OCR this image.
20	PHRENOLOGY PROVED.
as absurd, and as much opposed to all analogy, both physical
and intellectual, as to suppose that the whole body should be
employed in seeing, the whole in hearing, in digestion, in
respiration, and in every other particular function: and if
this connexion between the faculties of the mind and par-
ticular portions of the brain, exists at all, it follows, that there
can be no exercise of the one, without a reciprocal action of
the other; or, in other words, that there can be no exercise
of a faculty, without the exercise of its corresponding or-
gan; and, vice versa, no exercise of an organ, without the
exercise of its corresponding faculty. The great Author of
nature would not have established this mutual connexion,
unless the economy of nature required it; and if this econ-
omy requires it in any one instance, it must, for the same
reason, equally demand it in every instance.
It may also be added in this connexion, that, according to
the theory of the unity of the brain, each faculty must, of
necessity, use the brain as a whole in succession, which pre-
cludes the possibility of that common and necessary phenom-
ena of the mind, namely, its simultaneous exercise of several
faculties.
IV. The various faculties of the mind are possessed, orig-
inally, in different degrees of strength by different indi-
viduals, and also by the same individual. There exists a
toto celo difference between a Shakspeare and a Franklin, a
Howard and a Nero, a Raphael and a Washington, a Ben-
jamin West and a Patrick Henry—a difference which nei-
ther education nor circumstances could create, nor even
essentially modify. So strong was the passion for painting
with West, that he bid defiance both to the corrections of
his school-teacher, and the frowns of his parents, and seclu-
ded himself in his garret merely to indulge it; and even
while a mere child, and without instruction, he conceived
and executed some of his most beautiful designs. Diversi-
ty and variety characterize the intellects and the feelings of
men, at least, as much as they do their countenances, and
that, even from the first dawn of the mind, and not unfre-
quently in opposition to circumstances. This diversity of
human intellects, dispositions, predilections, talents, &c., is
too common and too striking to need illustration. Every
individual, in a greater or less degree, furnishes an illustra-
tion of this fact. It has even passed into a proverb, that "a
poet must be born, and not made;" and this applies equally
+===+
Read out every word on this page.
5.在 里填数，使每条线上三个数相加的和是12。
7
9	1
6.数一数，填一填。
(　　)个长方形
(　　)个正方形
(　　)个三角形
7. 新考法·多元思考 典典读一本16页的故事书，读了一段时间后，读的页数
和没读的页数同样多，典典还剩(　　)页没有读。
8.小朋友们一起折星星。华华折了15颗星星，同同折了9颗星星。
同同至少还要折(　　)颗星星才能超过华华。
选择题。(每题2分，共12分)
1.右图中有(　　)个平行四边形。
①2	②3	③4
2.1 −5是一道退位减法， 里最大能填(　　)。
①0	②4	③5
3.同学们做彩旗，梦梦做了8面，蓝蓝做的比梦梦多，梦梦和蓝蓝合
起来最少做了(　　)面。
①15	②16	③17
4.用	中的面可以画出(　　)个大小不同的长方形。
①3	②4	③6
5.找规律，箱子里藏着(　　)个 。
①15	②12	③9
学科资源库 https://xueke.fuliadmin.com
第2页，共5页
+===+
= EXERCISE =
Exactly how many lines in the data above contain the word "corresponding"? Respond with the number and nothing more.

= SOLUTION =
2